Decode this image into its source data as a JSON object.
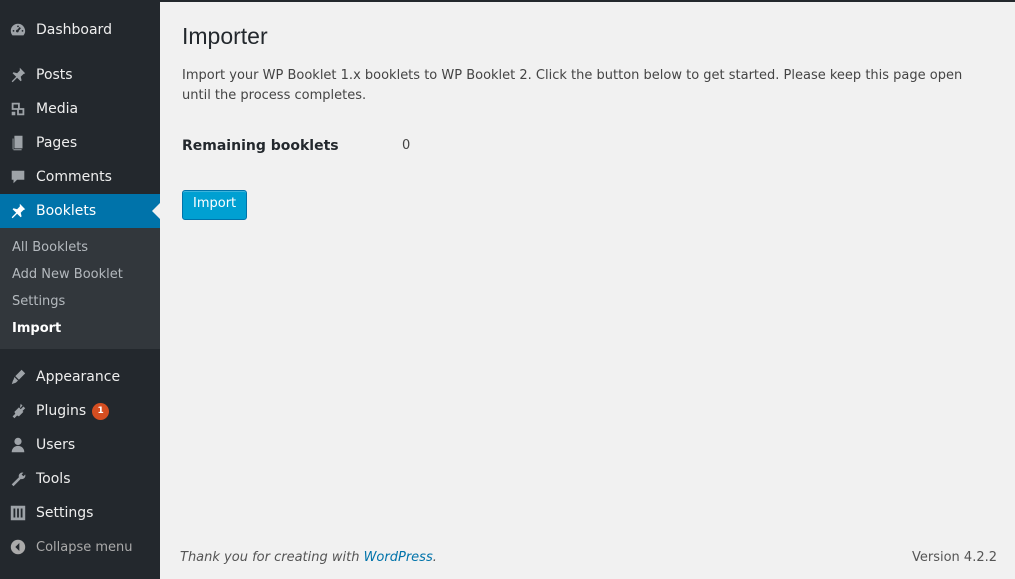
{
  "sidebar": {
    "items": [
      {
        "label": "Dashboard",
        "icon": "dashboard-icon"
      },
      {
        "label": "Posts",
        "icon": "pin-icon"
      },
      {
        "label": "Media",
        "icon": "media-icon"
      },
      {
        "label": "Pages",
        "icon": "pages-icon"
      },
      {
        "label": "Comments",
        "icon": "comment-icon"
      },
      {
        "label": "Booklets",
        "icon": "pin-icon",
        "active": true
      }
    ],
    "submenu": [
      "All Booklets",
      "Add New Booklet",
      "Settings",
      "Import"
    ],
    "items2": [
      {
        "label": "Appearance",
        "icon": "brush-icon"
      },
      {
        "label": "Plugins",
        "icon": "plugin-icon",
        "badge": "1"
      },
      {
        "label": "Users",
        "icon": "user-icon"
      },
      {
        "label": "Tools",
        "icon": "wrench-icon"
      },
      {
        "label": "Settings",
        "icon": "settings-icon"
      }
    ],
    "collapse_label": "Collapse menu"
  },
  "main": {
    "title": "Importer",
    "intro": "Import your WP Booklet 1.x booklets to WP Booklet 2. Click the button below to get started. Please keep this page open until the process completes.",
    "remaining_label": "Remaining booklets",
    "remaining_value": "0",
    "import_button": "Import"
  },
  "footer": {
    "thanks_prefix": "Thank you for creating with ",
    "thanks_link": "WordPress",
    "thanks_suffix": ".",
    "version": "Version 4.2.2"
  },
  "colors": {
    "sidebar_bg": "#23282d",
    "active": "#0073aa",
    "button": "#00a0d2",
    "badge": "#d54e21"
  }
}
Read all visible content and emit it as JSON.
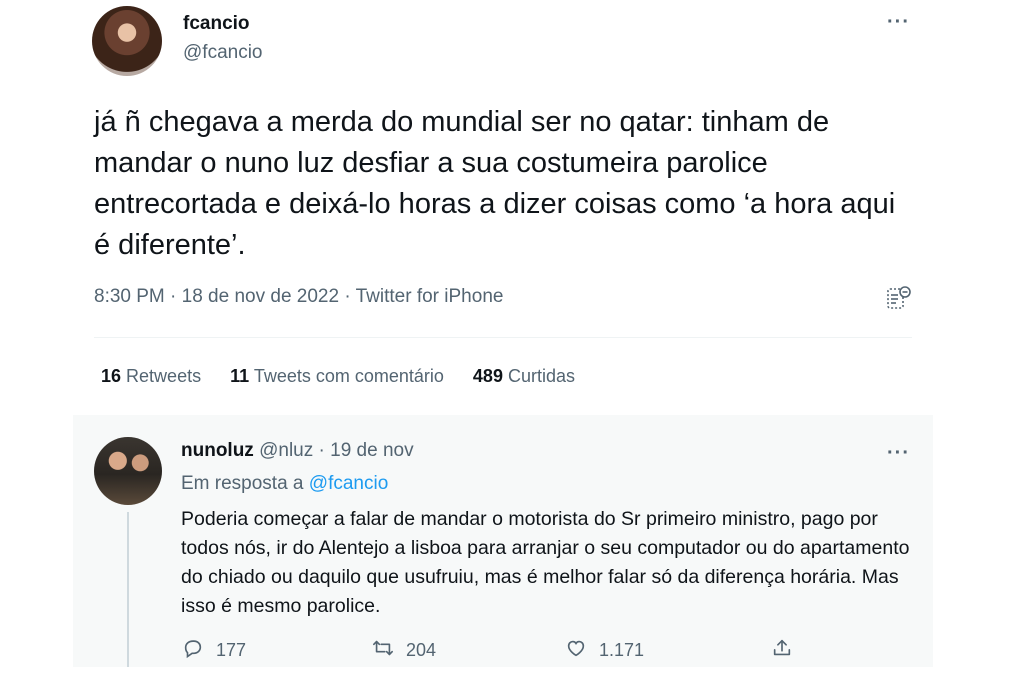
{
  "tweet": {
    "author_name": "fcancio",
    "author_handle": "@fcancio",
    "more_icon": "more-horizontal-icon",
    "text": "já ñ chegava a merda do mundial ser no qatar: tinham de mandar o nuno luz desfiar a sua costumeira parolice entrecortada e deixá-lo horas a dizer coisas como ‘a hora aqui é diferente’.",
    "meta": "8:30 PM · 18 de nov de 2022 · Twitter for iPhone",
    "stats": {
      "retweets_count": "16",
      "retweets_label": "Retweets",
      "quotes_count": "11",
      "quotes_label": "Tweets com comentário",
      "likes_count": "489",
      "likes_label": "Curtidas"
    }
  },
  "reply": {
    "author_name": "nunoluz",
    "author_handle": "@nluz",
    "date": "· 19 de nov",
    "reply_to_prefix": "Em resposta a",
    "reply_to_handle": "@fcancio",
    "text": "Poderia começar a falar de mandar o motorista do Sr primeiro ministro, pago por todos nós, ir do Alentejo a lisboa para arranjar o seu computador ou do apartamento do chiado ou daquilo que usufruiu, mas é melhor falar só da diferença horária. Mas isso é mesmo parolice.",
    "actions": {
      "replies": "177",
      "retweets": "204",
      "likes": "1.171"
    }
  },
  "colors": {
    "text": "#0f1419",
    "secondary": "#536471",
    "link": "#1d9bf0",
    "reply_bg": "#f7f9f9"
  }
}
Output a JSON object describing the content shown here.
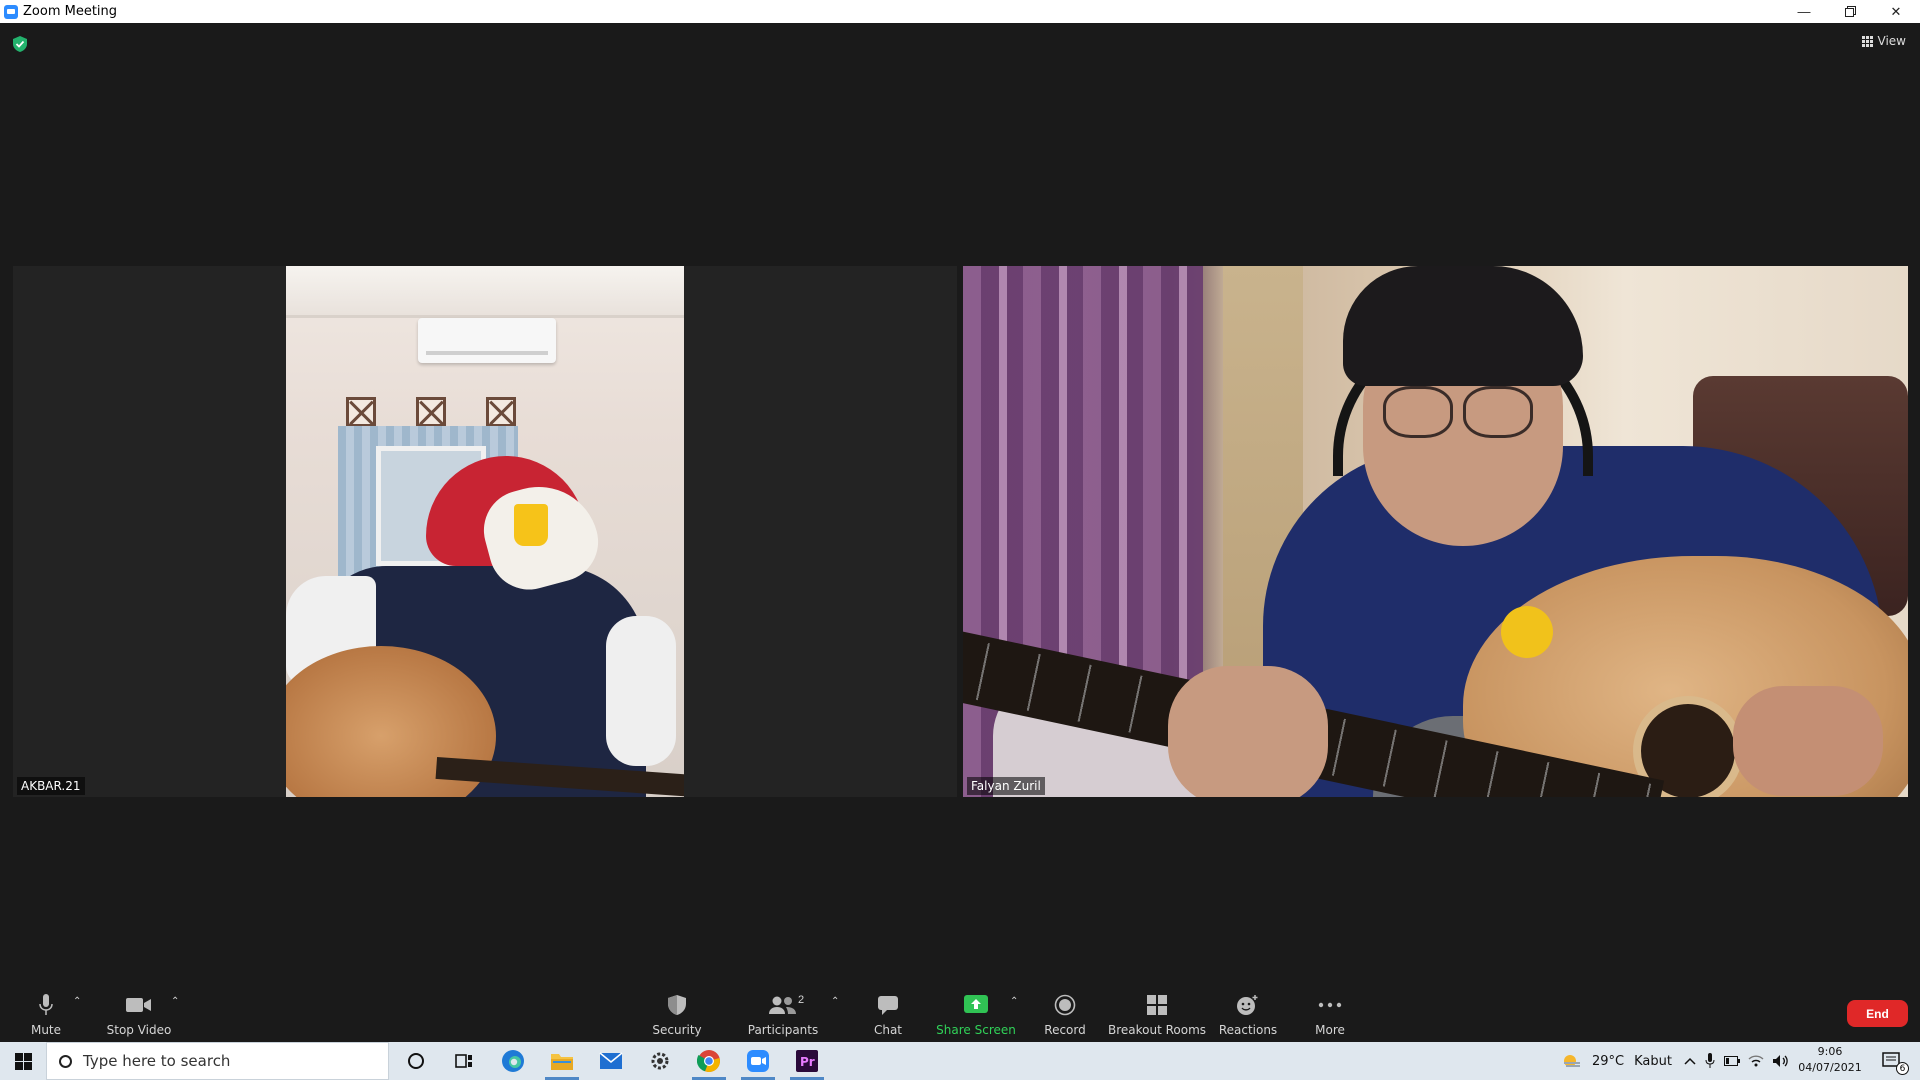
{
  "window": {
    "title": "Zoom Meeting"
  },
  "meeting": {
    "view_label": "View",
    "participants": [
      {
        "name": "AKBAR.21"
      },
      {
        "name": "Falyan Zuril"
      }
    ]
  },
  "toolbar": {
    "mute": "Mute",
    "stop_video": "Stop Video",
    "security": "Security",
    "participants": "Participants",
    "participants_count": "2",
    "chat": "Chat",
    "share_screen": "Share Screen",
    "record": "Record",
    "breakout_rooms": "Breakout Rooms",
    "reactions": "Reactions",
    "more": "More",
    "end": "End"
  },
  "taskbar": {
    "search_placeholder": "Type here to search",
    "weather_temp": "29°C",
    "weather_desc": "Kabut",
    "time": "9:06",
    "date": "04/07/2021",
    "notifications": "6"
  },
  "colors": {
    "accent_green": "#30d158",
    "end_red": "#e02828",
    "meeting_bg": "#1a1a1a"
  }
}
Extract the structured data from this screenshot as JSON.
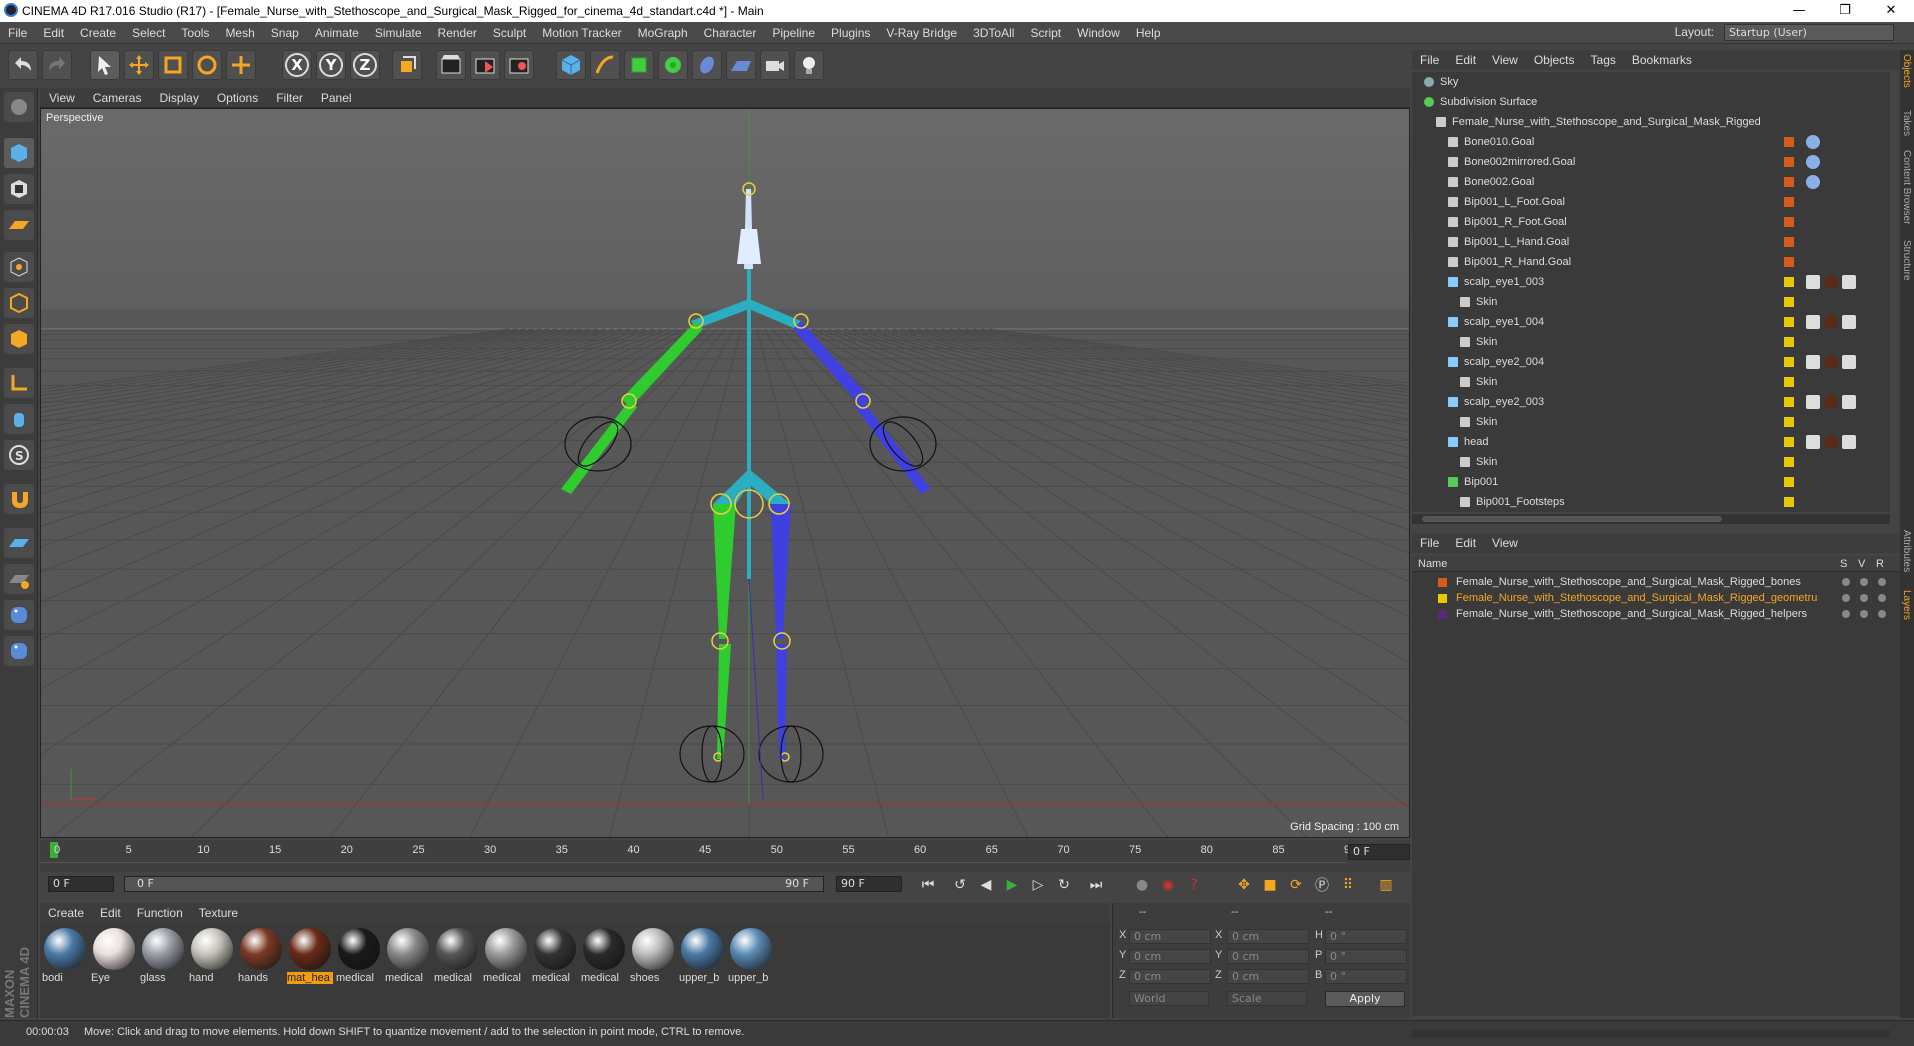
{
  "window": {
    "title": "CINEMA 4D R17.016 Studio (R17) - [Female_Nurse_with_Stethoscope_and_Surgical_Mask_Rigged_for_cinema_4d_standart.c4d *] - Main",
    "minimize": "—",
    "maximize": "❐",
    "close": "✕"
  },
  "menubar": {
    "items": [
      "File",
      "Edit",
      "Create",
      "Select",
      "Tools",
      "Mesh",
      "Snap",
      "Animate",
      "Simulate",
      "Render",
      "Sculpt",
      "Motion Tracker",
      "MoGraph",
      "Character",
      "Pipeline",
      "Plugins",
      "V-Ray Bridge",
      "3DToAll",
      "Script",
      "Window",
      "Help"
    ],
    "layout_label": "Layout:",
    "layout_value": "Startup (User)"
  },
  "toolbar": {
    "x_label": "X",
    "y_label": "Y",
    "z_label": "Z"
  },
  "viewport": {
    "menu": [
      "View",
      "Cameras",
      "Display",
      "Options",
      "Filter",
      "Panel"
    ],
    "label": "Perspective",
    "grid_spacing": "Grid Spacing : 100 cm"
  },
  "timeline": {
    "ticks": [
      "0",
      "5",
      "10",
      "15",
      "20",
      "25",
      "30",
      "35",
      "40",
      "45",
      "50",
      "55",
      "60",
      "65",
      "70",
      "75",
      "80",
      "85",
      "90"
    ],
    "current_frame": "0 F",
    "start_field": "0 F",
    "range_start": "0 F",
    "range_end": "90 F",
    "end_field": "90 F"
  },
  "materials": {
    "menu": [
      "Create",
      "Edit",
      "Function",
      "Texture"
    ],
    "items": [
      {
        "label": "bodi",
        "color": "#4a7aa5"
      },
      {
        "label": "Eye",
        "color": "#e8e0dc"
      },
      {
        "label": "glass",
        "color": "#9aa0a8"
      },
      {
        "label": "hand",
        "color": "#c8c4bc"
      },
      {
        "label": "hands",
        "color": "#7a3a24"
      },
      {
        "label": "mat_hea",
        "color": "#6a2a18"
      },
      {
        "label": "medical",
        "color": "#1a1a1a"
      },
      {
        "label": "medical",
        "color": "#8a8a8a"
      },
      {
        "label": "medical",
        "color": "#555"
      },
      {
        "label": "medical",
        "color": "#9a9a9a"
      },
      {
        "label": "medical",
        "color": "#333"
      },
      {
        "label": "medical",
        "color": "#2a2a2a"
      },
      {
        "label": "shoes",
        "color": "#bcbcbc"
      },
      {
        "label": "upper_b",
        "color": "#4a7aa5"
      },
      {
        "label": "upper_b",
        "color": "#5a8ab5"
      }
    ],
    "selected_index": 5
  },
  "coords": {
    "headers": [
      "--",
      "--",
      "--"
    ],
    "x_label": "X",
    "y_label": "Y",
    "z_label": "Z",
    "h_label": "H",
    "p_label": "P",
    "b_label": "B",
    "pos_x": "0 cm",
    "pos_y": "0 cm",
    "pos_z": "0 cm",
    "size_x": "0 cm",
    "size_y": "0 cm",
    "size_z": "0 cm",
    "rot_h": "0 °",
    "rot_p": "0 °",
    "rot_b": "0 °",
    "mode1": "World",
    "mode2": "Scale",
    "apply": "Apply"
  },
  "status": {
    "time": "00:00:03",
    "message": "Move: Click and drag to move elements. Hold down SHIFT to quantize movement / add to the selection in point mode, CTRL to remove."
  },
  "objects": {
    "menu": [
      "File",
      "Edit",
      "View",
      "Objects",
      "Tags",
      "Bookmarks"
    ],
    "rows": [
      {
        "name": "Sky",
        "indent": 0,
        "color": "#8aa"
      },
      {
        "name": "Subdivision Surface",
        "indent": 0,
        "color": "#5c5"
      },
      {
        "name": "Female_Nurse_with_Stethoscope_and_Surgical_Mask_Rigged",
        "indent": 1,
        "color": "#ccc"
      },
      {
        "name": "Bone010.Goal",
        "indent": 2,
        "color": "#ccc"
      },
      {
        "name": "Bone002mirrored.Goal",
        "indent": 2,
        "color": "#ccc"
      },
      {
        "name": "Bone002.Goal",
        "indent": 2,
        "color": "#ccc"
      },
      {
        "name": "Bip001_L_Foot.Goal",
        "indent": 2,
        "color": "#ccc"
      },
      {
        "name": "Bip001_R_Foot.Goal",
        "indent": 2,
        "color": "#ccc"
      },
      {
        "name": "Bip001_L_Hand.Goal",
        "indent": 2,
        "color": "#ccc"
      },
      {
        "name": "Bip001_R_Hand.Goal",
        "indent": 2,
        "color": "#ccc"
      },
      {
        "name": "scalp_eye1_003",
        "indent": 2,
        "color": "#8cf"
      },
      {
        "name": "Skin",
        "indent": 3,
        "color": "#ccc"
      },
      {
        "name": "scalp_eye1_004",
        "indent": 2,
        "color": "#8cf"
      },
      {
        "name": "Skin",
        "indent": 3,
        "color": "#ccc"
      },
      {
        "name": "scalp_eye2_004",
        "indent": 2,
        "color": "#8cf"
      },
      {
        "name": "Skin",
        "indent": 3,
        "color": "#ccc"
      },
      {
        "name": "scalp_eye2_003",
        "indent": 2,
        "color": "#8cf"
      },
      {
        "name": "Skin",
        "indent": 3,
        "color": "#ccc"
      },
      {
        "name": "head",
        "indent": 2,
        "color": "#8cf"
      },
      {
        "name": "Skin",
        "indent": 3,
        "color": "#ccc"
      },
      {
        "name": "Bip001",
        "indent": 2,
        "color": "#5c5"
      },
      {
        "name": "Bip001_Footsteps",
        "indent": 3,
        "color": "#ccc"
      }
    ]
  },
  "layers": {
    "menu": [
      "File",
      "Edit",
      "View"
    ],
    "columns": {
      "name": "Name",
      "s": "S",
      "v": "V",
      "r": "R"
    },
    "rows": [
      {
        "name": "Female_Nurse_with_Stethoscope_and_Surgical_Mask_Rigged_bones",
        "color": "#d85a1a",
        "highlight": false
      },
      {
        "name": "Female_Nurse_with_Stethoscope_and_Surgical_Mask_Rigged_geometru",
        "color": "#e8c800",
        "highlight": true
      },
      {
        "name": "Female_Nurse_with_Stethoscope_and_Surgical_Mask_Rigged_helpers",
        "color": "#5a2a7a",
        "highlight": false
      }
    ]
  },
  "right_tabs": [
    "Objects",
    "Takes",
    "Content Browser",
    "Structure",
    "Attributes",
    "Layers"
  ],
  "side_logo": "MAXON CINEMA 4D"
}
::::::::
=== Exercise description ===
Where a line above holds the string "mandar", show that line.

=== Exercise result ===
    "text": "já ñ chegava a merda do mundial ser no qatar: tinham de mandar o nuno luz desfiar a sua costumeira parolice entrecortada e deixá-lo horas a dizer coisas como ‘a hora aqui é diferente’.",
    "text": "Poderia começar a falar de mandar o motorista do Sr primeiro ministro, pago por todos nós, ir do Alentejo a lisboa para arranjar o seu computador ou do apartamento do chiado ou daquilo que usufruiu, mas é melhor falar só da diferença horária. Mas isso é mesmo parolice.",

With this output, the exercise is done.